* WHAT YOU WILL DO
Copy out the listing in full, exactly as written, but not its pictures.

* EXTRACTED RECORDS

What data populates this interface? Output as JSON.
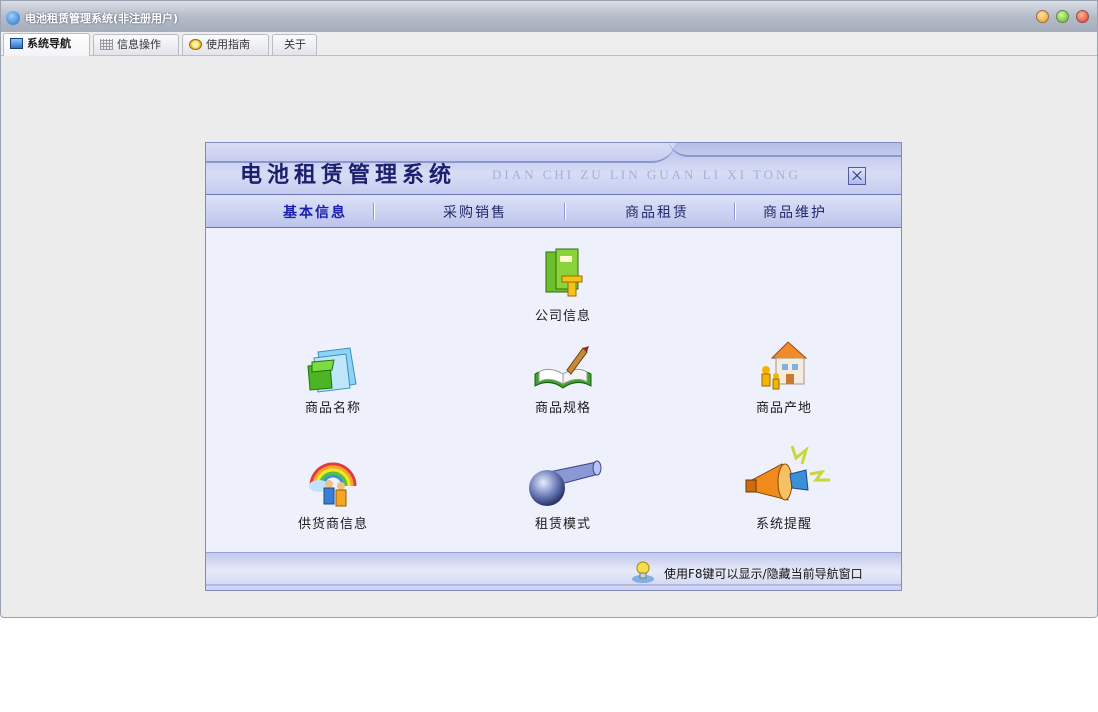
{
  "window": {
    "title": "电池租赁管理系统(非注册用户)",
    "controls": [
      "minimize",
      "maximize",
      "close"
    ]
  },
  "tabs": [
    {
      "label": "系统导航",
      "icon": "monitor-icon",
      "active": true
    },
    {
      "label": "信息操作",
      "icon": "grid-icon",
      "active": false
    },
    {
      "label": "使用指南",
      "icon": "guide-icon",
      "active": false
    },
    {
      "label": "关于",
      "icon": "",
      "active": false
    }
  ],
  "panel": {
    "title": "电池租赁管理系统",
    "subtitle": "DIAN CHI ZU LIN GUAN LI XI TONG",
    "nav": [
      {
        "label": "基本信息",
        "active": true
      },
      {
        "label": "采购销售",
        "active": false
      },
      {
        "label": "商品租赁",
        "active": false
      },
      {
        "label": "商品维护",
        "active": false
      }
    ],
    "items": [
      {
        "label": "公司信息",
        "icon": "books-icon"
      },
      {
        "label": "商品名称",
        "icon": "folder-icon"
      },
      {
        "label": "商品规格",
        "icon": "open-book-icon"
      },
      {
        "label": "商品产地",
        "icon": "house-icon"
      },
      {
        "label": "供货商信息",
        "icon": "rainbow-people-icon"
      },
      {
        "label": "租赁模式",
        "icon": "globe-pipe-icon"
      },
      {
        "label": "系统提醒",
        "icon": "megaphone-icon"
      }
    ],
    "footer_hint": "使用F8键可以显示/隐藏当前导航窗口"
  },
  "colors": {
    "panel_bg": "#eef1fb",
    "panel_border": "#7f8cc4",
    "title_color": "#1b1f6e",
    "nav_active": "#1a1fb0"
  }
}
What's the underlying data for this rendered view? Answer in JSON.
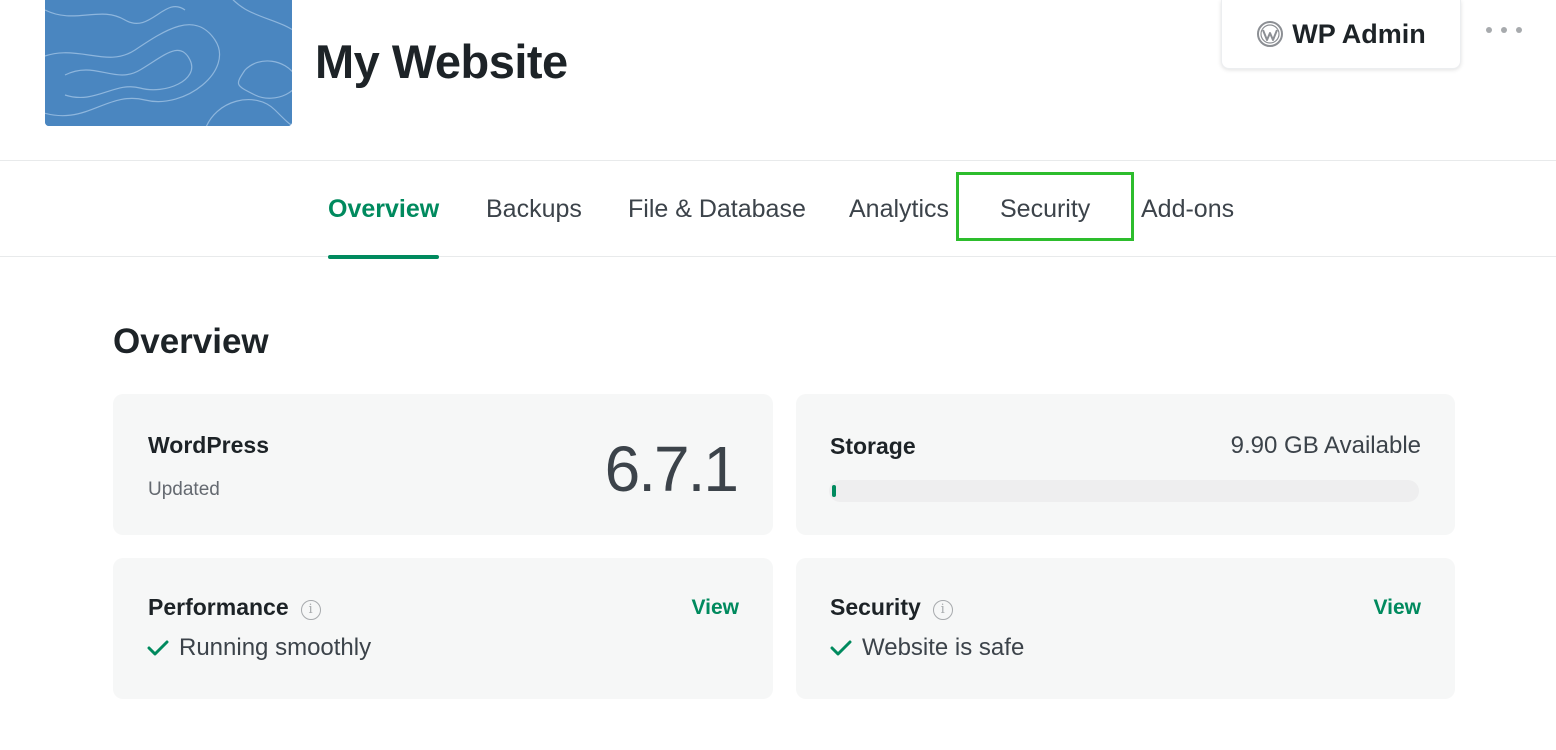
{
  "header": {
    "site_title": "My Website",
    "wp_admin_label": "WP Admin",
    "thumbnail_color": "#4a86c0"
  },
  "tabs": [
    {
      "label": "Overview",
      "active": true
    },
    {
      "label": "Backups",
      "active": false
    },
    {
      "label": "File & Database",
      "active": false
    },
    {
      "label": "Analytics",
      "active": false
    },
    {
      "label": "Security",
      "active": false,
      "highlighted": true
    },
    {
      "label": "Add-ons",
      "active": false
    }
  ],
  "overview": {
    "title": "Overview",
    "wordpress": {
      "label": "WordPress",
      "status": "Updated",
      "version": "6.7.1"
    },
    "storage": {
      "label": "Storage",
      "available": "9.90 GB Available",
      "used_fraction": 0.005
    },
    "performance": {
      "label": "Performance",
      "view_label": "View",
      "status": "Running smoothly"
    },
    "security": {
      "label": "Security",
      "view_label": "View",
      "status": "Website is safe"
    }
  },
  "colors": {
    "accent": "#008a5e",
    "highlight": "#2dbd2d"
  }
}
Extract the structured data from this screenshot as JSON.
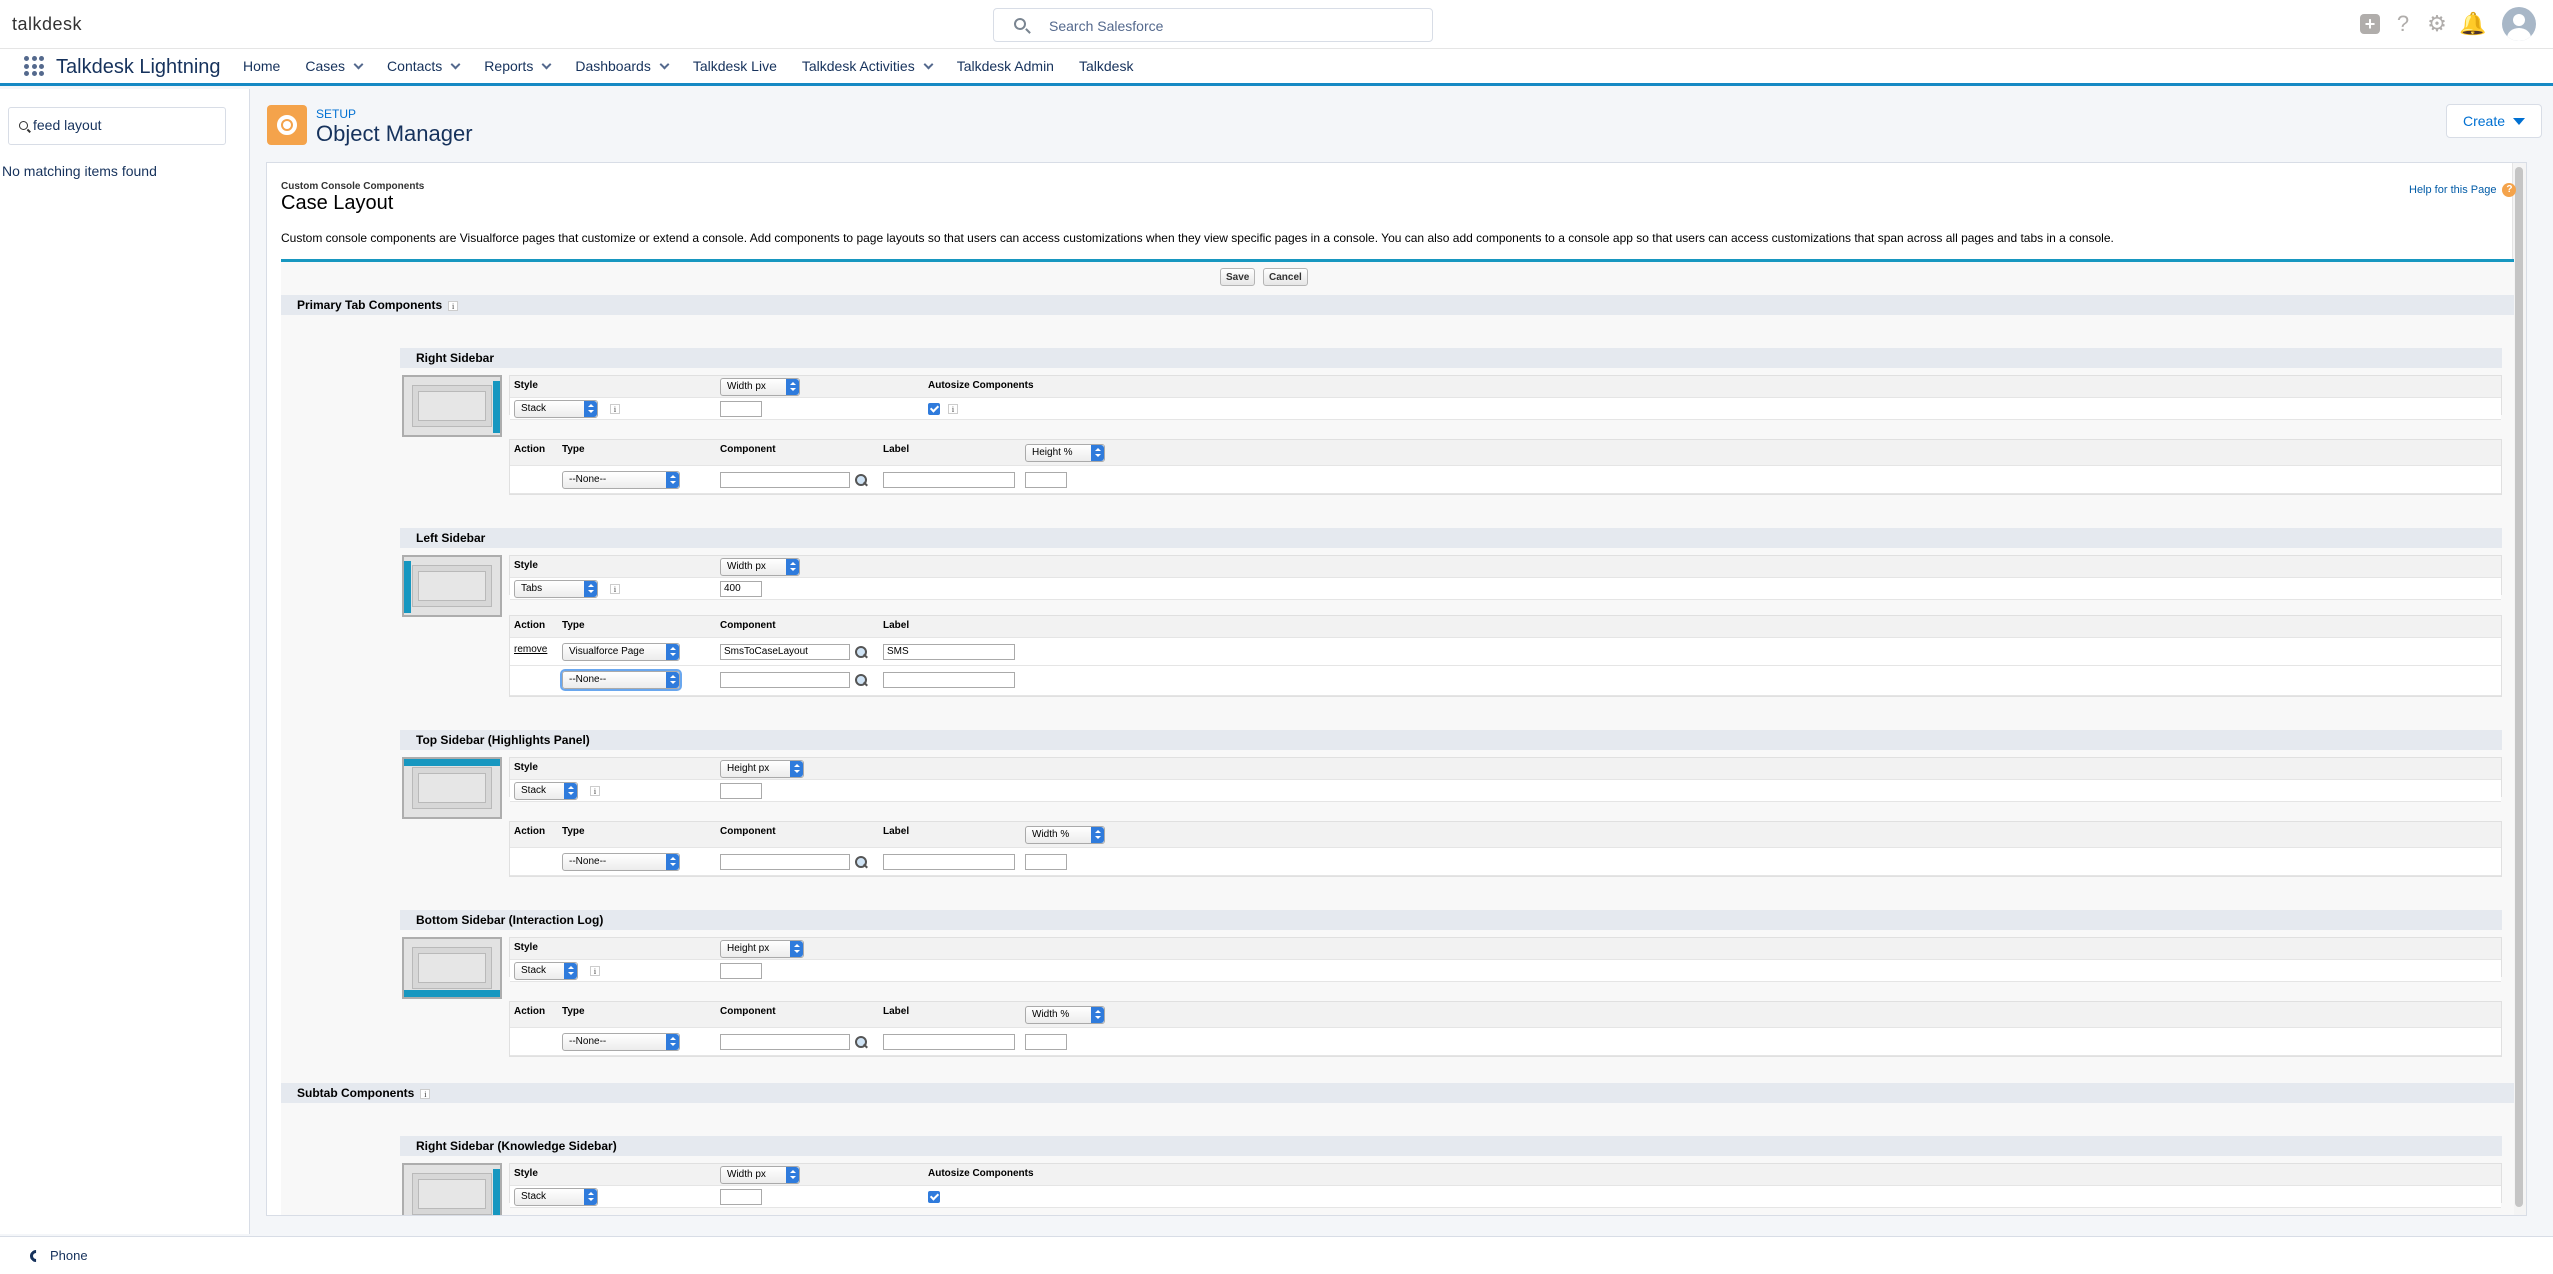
{
  "topbar": {
    "logo": "talkdesk",
    "search_placeholder": "Search Salesforce"
  },
  "nav": {
    "app_name": "Talkdesk Lightning",
    "items": [
      {
        "label": "Home",
        "chevron": false
      },
      {
        "label": "Cases",
        "chevron": true
      },
      {
        "label": "Contacts",
        "chevron": true
      },
      {
        "label": "Reports",
        "chevron": true
      },
      {
        "label": "Dashboards",
        "chevron": true
      },
      {
        "label": "Talkdesk Live",
        "chevron": false
      },
      {
        "label": "Talkdesk Activities",
        "chevron": true
      },
      {
        "label": "Talkdesk Admin",
        "chevron": false
      },
      {
        "label": "Talkdesk",
        "chevron": false
      }
    ]
  },
  "sidebar": {
    "quickfind_value": "feed layout",
    "no_match": "No matching items found"
  },
  "setup": {
    "label": "SETUP",
    "title": "Object Manager",
    "create": "Create"
  },
  "page": {
    "small_title": "Custom Console Components",
    "title": "Case Layout",
    "help": "Help for this Page",
    "help_icon": "?",
    "description": "Custom console components are Visualforce pages that customize or extend a console. Add components to page layouts so that users can access customizations when they view specific pages in a console. You can also add components to a console app so that users can access customizations that span across all pages and tabs in a console.",
    "save": "Save",
    "cancel": "Cancel"
  },
  "labels": {
    "style": "Style",
    "autosize": "Autosize Components",
    "action": "Action",
    "type": "Type",
    "component": "Component",
    "label": "Label",
    "remove": "remove",
    "info": "i"
  },
  "sections": {
    "primary": "Primary Tab Components",
    "subtab": "Subtab Components"
  },
  "right": {
    "title": "Right Sidebar",
    "style": "Stack",
    "dim": "Width px",
    "dim_value": "",
    "size_sel": "Height %",
    "type": "--None--"
  },
  "left": {
    "title": "Left Sidebar",
    "style": "Tabs",
    "dim": "Width px",
    "dim_value": "400",
    "rows": [
      {
        "type": "Visualforce Page",
        "component": "SmsToCaseLayout",
        "label": "SMS"
      },
      {
        "type": "--None--",
        "component": "",
        "label": ""
      }
    ]
  },
  "top": {
    "title": "Top Sidebar (Highlights Panel)",
    "style": "Stack",
    "dim": "Height px",
    "size_sel": "Width %",
    "type": "--None--"
  },
  "bottom": {
    "title": "Bottom Sidebar (Interaction Log)",
    "style": "Stack",
    "dim": "Height px",
    "size_sel": "Width %",
    "type": "--None--"
  },
  "knowledge": {
    "title": "Right Sidebar (Knowledge Sidebar)",
    "style": "Stack",
    "dim": "Width px"
  },
  "footer": {
    "phone": "Phone"
  }
}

* WRITTEN SOLUTION
What data populates this interface? Output as JSON.
{
  "window": {
    "title": "电池租赁管理系统(非注册用户)",
    "controls": [
      "minimize",
      "maximize",
      "close"
    ]
  },
  "tabs": [
    {
      "label": "系统导航",
      "icon": "monitor-icon",
      "active": true
    },
    {
      "label": "信息操作",
      "icon": "grid-icon",
      "active": false
    },
    {
      "label": "使用指南",
      "icon": "guide-icon",
      "active": false
    },
    {
      "label": "关于",
      "icon": "",
      "active": false
    }
  ],
  "panel": {
    "title": "电池租赁管理系统",
    "subtitle": "DIAN CHI ZU LIN GUAN LI XI TONG",
    "nav": [
      {
        "label": "基本信息",
        "active": true
      },
      {
        "label": "采购销售",
        "active": false
      },
      {
        "label": "商品租赁",
        "active": false
      },
      {
        "label": "商品维护",
        "active": false
      }
    ],
    "items": [
      {
        "label": "公司信息",
        "icon": "books-icon"
      },
      {
        "label": "商品名称",
        "icon": "folder-icon"
      },
      {
        "label": "商品规格",
        "icon": "open-book-icon"
      },
      {
        "label": "商品产地",
        "icon": "house-icon"
      },
      {
        "label": "供货商信息",
        "icon": "rainbow-people-icon"
      },
      {
        "label": "租赁模式",
        "icon": "globe-pipe-icon"
      },
      {
        "label": "系统提醒",
        "icon": "megaphone-icon"
      }
    ],
    "footer_hint": "使用F8键可以显示/隐藏当前导航窗口"
  },
  "colors": {
    "panel_bg": "#eef1fb",
    "panel_border": "#7f8cc4",
    "title_color": "#1b1f6e",
    "nav_active": "#1a1fb0"
  }
}
What's the underlying data for this rendered view? Answer in JSON.
{
  "header": {
    "site_title": "My Website",
    "wp_admin_label": "WP Admin",
    "thumbnail_color": "#4a86c0"
  },
  "tabs": [
    {
      "label": "Overview",
      "active": true
    },
    {
      "label": "Backups",
      "active": false
    },
    {
      "label": "File & Database",
      "active": false
    },
    {
      "label": "Analytics",
      "active": false
    },
    {
      "label": "Security",
      "active": false,
      "highlighted": true
    },
    {
      "label": "Add-ons",
      "active": false
    }
  ],
  "overview": {
    "title": "Overview",
    "wordpress": {
      "label": "WordPress",
      "status": "Updated",
      "version": "6.7.1"
    },
    "storage": {
      "label": "Storage",
      "available": "9.90 GB Available",
      "used_fraction": 0.005
    },
    "performance": {
      "label": "Performance",
      "view_label": "View",
      "status": "Running smoothly"
    },
    "security": {
      "label": "Security",
      "view_label": "View",
      "status": "Website is safe"
    }
  },
  "colors": {
    "accent": "#008a5e",
    "highlight": "#2dbd2d"
  }
}
Extract the structured data from this screenshot as JSON.
{
  "topbar": {
    "logo": "talkdesk",
    "search_placeholder": "Search Salesforce"
  },
  "nav": {
    "app_name": "Talkdesk Lightning",
    "items": [
      {
        "label": "Home",
        "chevron": false
      },
      {
        "label": "Cases",
        "chevron": true
      },
      {
        "label": "Contacts",
        "chevron": true
      },
      {
        "label": "Reports",
        "chevron": true
      },
      {
        "label": "Dashboards",
        "chevron": true
      },
      {
        "label": "Talkdesk Live",
        "chevron": false
      },
      {
        "label": "Talkdesk Activities",
        "chevron": true
      },
      {
        "label": "Talkdesk Admin",
        "chevron": false
      },
      {
        "label": "Talkdesk",
        "chevron": false
      }
    ]
  },
  "sidebar": {
    "quickfind_value": "feed layout",
    "no_match": "No matching items found"
  },
  "setup": {
    "label": "SETUP",
    "title": "Object Manager",
    "create": "Create"
  },
  "page": {
    "small_title": "Custom Console Components",
    "title": "Case Layout",
    "help": "Help for this Page",
    "help_icon": "?",
    "description": "Custom console components are Visualforce pages that customize or extend a console. Add components to page layouts so that users can access customizations when they view specific pages in a console. You can also add components to a console app so that users can access customizations that span across all pages and tabs in a console.",
    "save": "Save",
    "cancel": "Cancel"
  },
  "labels": {
    "style": "Style",
    "autosize": "Autosize Components",
    "action": "Action",
    "type": "Type",
    "component": "Component",
    "label": "Label",
    "remove": "remove",
    "info": "i"
  },
  "sections": {
    "primary": "Primary Tab Components",
    "subtab": "Subtab Components"
  },
  "right": {
    "title": "Right Sidebar",
    "style": "Stack",
    "dim": "Width px",
    "dim_value": "",
    "size_sel": "Height %",
    "type": "--None--"
  },
  "left": {
    "title": "Left Sidebar",
    "style": "Tabs",
    "dim": "Width px",
    "dim_value": "400",
    "rows": [
      {
        "type": "Visualforce Page",
        "component": "SmsToCaseLayout",
        "label": "SMS"
      },
      {
        "type": "--None--",
        "component": "",
        "label": ""
      }
    ]
  },
  "top": {
    "title": "Top Sidebar (Highlights Panel)",
    "style": "Stack",
    "dim": "Height px",
    "size_sel": "Width %",
    "type": "--None--"
  },
  "bottom": {
    "title": "Bottom Sidebar (Interaction Log)",
    "style": "Stack",
    "dim": "Height px",
    "size_sel": "Width %",
    "type": "--None--"
  },
  "knowledge": {
    "title": "Right Sidebar (Knowledge Sidebar)",
    "style": "Stack",
    "dim": "Width px"
  },
  "footer": {
    "phone": "Phone"
  }
}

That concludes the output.